Work to complete:
Copy all of the material word for word, except for the pictures.

Exercise inputs:
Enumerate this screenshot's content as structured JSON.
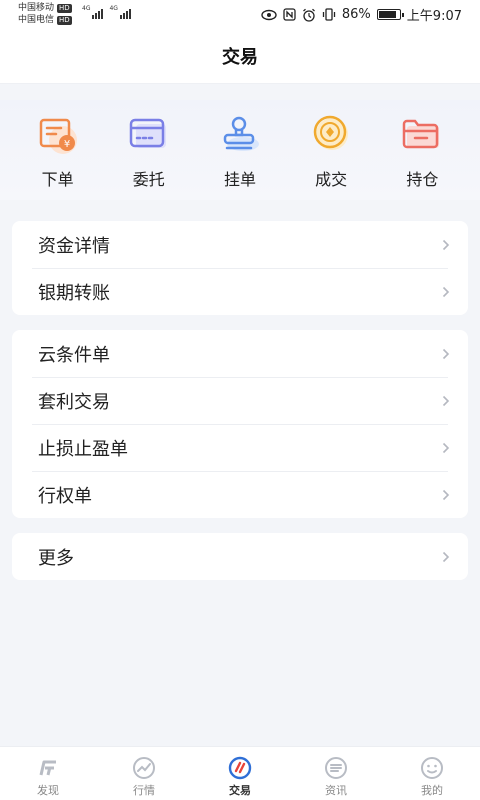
{
  "status_bar": {
    "carrier1": "中国移动",
    "carrier2": "中国电信",
    "hd": "HD",
    "net1": "4G",
    "net2": "4G",
    "battery": "86%",
    "time": "上午9:07"
  },
  "header": {
    "title": "交易"
  },
  "quick_actions": [
    {
      "label": "下单",
      "icon": "order-icon"
    },
    {
      "label": "委托",
      "icon": "entrust-icon"
    },
    {
      "label": "挂单",
      "icon": "pending-order-icon"
    },
    {
      "label": "成交",
      "icon": "deal-icon"
    },
    {
      "label": "持仓",
      "icon": "position-folder-icon"
    }
  ],
  "card1": [
    {
      "label": "资金详情"
    },
    {
      "label": "银期转账"
    }
  ],
  "card2": [
    {
      "label": "云条件单"
    },
    {
      "label": "套利交易"
    },
    {
      "label": "止损止盈单"
    },
    {
      "label": "行权单"
    }
  ],
  "card3": [
    {
      "label": "更多"
    }
  ],
  "bottom_nav": [
    {
      "label": "发现",
      "icon": "discover-icon",
      "active": false
    },
    {
      "label": "行情",
      "icon": "market-icon",
      "active": false
    },
    {
      "label": "交易",
      "icon": "trade-icon",
      "active": true
    },
    {
      "label": "资讯",
      "icon": "news-icon",
      "active": false
    },
    {
      "label": "我的",
      "icon": "profile-icon",
      "active": false
    }
  ],
  "colors": {
    "accent": "#e8443a",
    "nav_active": "#2f6fd6",
    "order": "#f08a4b",
    "entrust": "#7a7fe6",
    "pending": "#5b8ee8",
    "deal": "#f0a92e",
    "position": "#ec6d62"
  }
}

Task answer:
Enumerate this screenshot's content as structured JSON.
{
  "status_bar": {
    "carrier1": "中国移动",
    "carrier2": "中国电信",
    "hd": "HD",
    "net1": "4G",
    "net2": "4G",
    "battery": "86%",
    "time": "上午9:07"
  },
  "header": {
    "title": "交易"
  },
  "quick_actions": [
    {
      "label": "下单",
      "icon": "order-icon"
    },
    {
      "label": "委托",
      "icon": "entrust-icon"
    },
    {
      "label": "挂单",
      "icon": "pending-order-icon"
    },
    {
      "label": "成交",
      "icon": "deal-icon"
    },
    {
      "label": "持仓",
      "icon": "position-folder-icon"
    }
  ],
  "card1": [
    {
      "label": "资金详情"
    },
    {
      "label": "银期转账"
    }
  ],
  "card2": [
    {
      "label": "云条件单"
    },
    {
      "label": "套利交易"
    },
    {
      "label": "止损止盈单"
    },
    {
      "label": "行权单"
    }
  ],
  "card3": [
    {
      "label": "更多"
    }
  ],
  "bottom_nav": [
    {
      "label": "发现",
      "icon": "discover-icon",
      "active": false
    },
    {
      "label": "行情",
      "icon": "market-icon",
      "active": false
    },
    {
      "label": "交易",
      "icon": "trade-icon",
      "active": true
    },
    {
      "label": "资讯",
      "icon": "news-icon",
      "active": false
    },
    {
      "label": "我的",
      "icon": "profile-icon",
      "active": false
    }
  ],
  "colors": {
    "accent": "#e8443a",
    "nav_active": "#2f6fd6",
    "order": "#f08a4b",
    "entrust": "#7a7fe6",
    "pending": "#5b8ee8",
    "deal": "#f0a92e",
    "position": "#ec6d62"
  }
}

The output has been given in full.